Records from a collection
= = = =

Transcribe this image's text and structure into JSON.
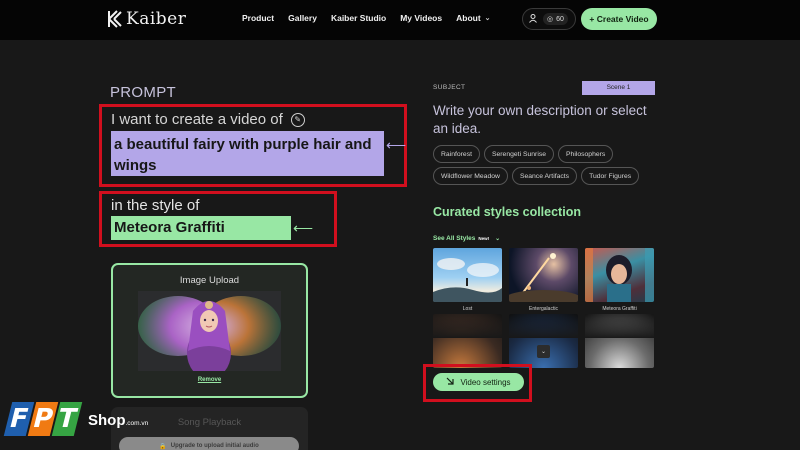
{
  "nav": {
    "brand": "Kaiber",
    "links": [
      "Product",
      "Gallery",
      "Kaiber Studio",
      "My Videos",
      "About"
    ],
    "credits": "60",
    "create_label": "+ Create Video"
  },
  "prompt": {
    "label": "PROMPT",
    "intro": "I want to create a video of",
    "subject": "a beautiful fairy with purple hair and wings",
    "style_intro": "in the style of",
    "style": "Meteora Graffiti"
  },
  "upload": {
    "title": "Image Upload",
    "remove_label": "Remove"
  },
  "song": {
    "title": "Song Playback",
    "button_label": "Upgrade to upload initial audio"
  },
  "subject_panel": {
    "label": "SUBJECT",
    "scene": "Scene 1",
    "instruction": "Write your own description or select an idea.",
    "ideas": [
      "Rainforest",
      "Serengeti Sunrise",
      "Philosophers",
      "Wildflower Meadow",
      "Seance Artifacts",
      "Tudor Figures"
    ]
  },
  "styles": {
    "heading": "Curated styles collection",
    "see_all": "See All Styles",
    "new_badge": "New!",
    "thumbnails": [
      "Lost",
      "Entergalactic",
      "Meteora Graffiti"
    ]
  },
  "video_settings_label": "Video settings",
  "watermark": {
    "letters": [
      "F",
      "P",
      "T"
    ],
    "shop": "Shop",
    "domain": ".com.vn"
  },
  "colors": {
    "accent_green": "#98e7a4",
    "accent_purple": "#b3a6e8",
    "highlight_red": "#d10f1e",
    "background": "#181818"
  }
}
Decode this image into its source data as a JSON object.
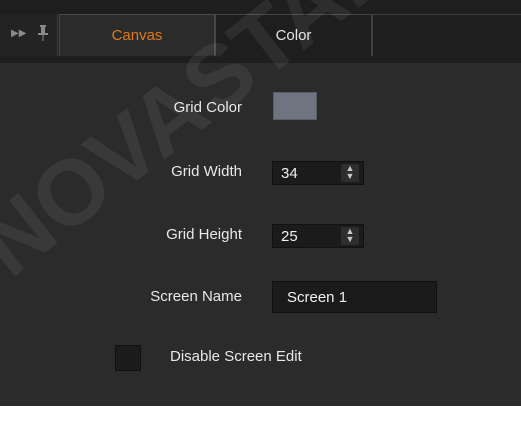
{
  "tabs": [
    {
      "label": "Canvas",
      "active": true
    },
    {
      "label": "Color",
      "active": false
    }
  ],
  "dock_icons": [
    "expand-arrows-icon",
    "pin-icon"
  ],
  "fields": {
    "grid_color": {
      "label": "Grid Color",
      "value": "#6f7480"
    },
    "grid_width": {
      "label": "Grid Width",
      "value": "34"
    },
    "grid_height": {
      "label": "Grid Height",
      "value": "25"
    },
    "screen_name": {
      "label": "Screen Name",
      "value": "Screen 1"
    },
    "disable_screen_edit": {
      "label": "Disable Screen Edit",
      "checked": false
    }
  },
  "colors": {
    "active_tab_text": "#e07a1f",
    "panel_bg": "#2b2b2b",
    "tab_bar_bg": "#1e1e1e"
  },
  "watermark": "NOVASTAR NOVA"
}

= = = =

Exercise aim
Transcribe the preceding listing in its entirety and with exact wording, leaving out pictures.

Task response
Transcribe this image's text and structure into JSON.
{
  "nav": {
    "brand": "Kaiber",
    "links": [
      "Product",
      "Gallery",
      "Kaiber Studio",
      "My Videos",
      "About"
    ],
    "credits": "60",
    "create_label": "+ Create Video"
  },
  "prompt": {
    "label": "PROMPT",
    "intro": "I want to create a video of",
    "subject": "a beautiful fairy with purple hair and wings",
    "style_intro": "in the style of",
    "style": "Meteora Graffiti"
  },
  "upload": {
    "title": "Image Upload",
    "remove_label": "Remove"
  },
  "song": {
    "title": "Song Playback",
    "button_label": "Upgrade to upload initial audio"
  },
  "subject_panel": {
    "label": "SUBJECT",
    "scene": "Scene 1",
    "instruction": "Write your own description or select an idea.",
    "ideas": [
      "Rainforest",
      "Serengeti Sunrise",
      "Philosophers",
      "Wildflower Meadow",
      "Seance Artifacts",
      "Tudor Figures"
    ]
  },
  "styles": {
    "heading": "Curated styles collection",
    "see_all": "See All Styles",
    "new_badge": "New!",
    "thumbnails": [
      "Lost",
      "Entergalactic",
      "Meteora Graffiti"
    ]
  },
  "video_settings_label": "Video settings",
  "watermark": {
    "letters": [
      "F",
      "P",
      "T"
    ],
    "shop": "Shop",
    "domain": ".com.vn"
  },
  "colors": {
    "accent_green": "#98e7a4",
    "accent_purple": "#b3a6e8",
    "highlight_red": "#d10f1e",
    "background": "#181818"
  }
}
Decode this image into its source data as a JSON object.
{
  "tabs": [
    {
      "label": "Canvas",
      "active": true
    },
    {
      "label": "Color",
      "active": false
    }
  ],
  "dock_icons": [
    "expand-arrows-icon",
    "pin-icon"
  ],
  "fields": {
    "grid_color": {
      "label": "Grid Color",
      "value": "#6f7480"
    },
    "grid_width": {
      "label": "Grid Width",
      "value": "34"
    },
    "grid_height": {
      "label": "Grid Height",
      "value": "25"
    },
    "screen_name": {
      "label": "Screen Name",
      "value": "Screen 1"
    },
    "disable_screen_edit": {
      "label": "Disable Screen Edit",
      "checked": false
    }
  },
  "colors": {
    "active_tab_text": "#e07a1f",
    "panel_bg": "#2b2b2b",
    "tab_bar_bg": "#1e1e1e"
  },
  "watermark": "NOVASTAR NOVA"
}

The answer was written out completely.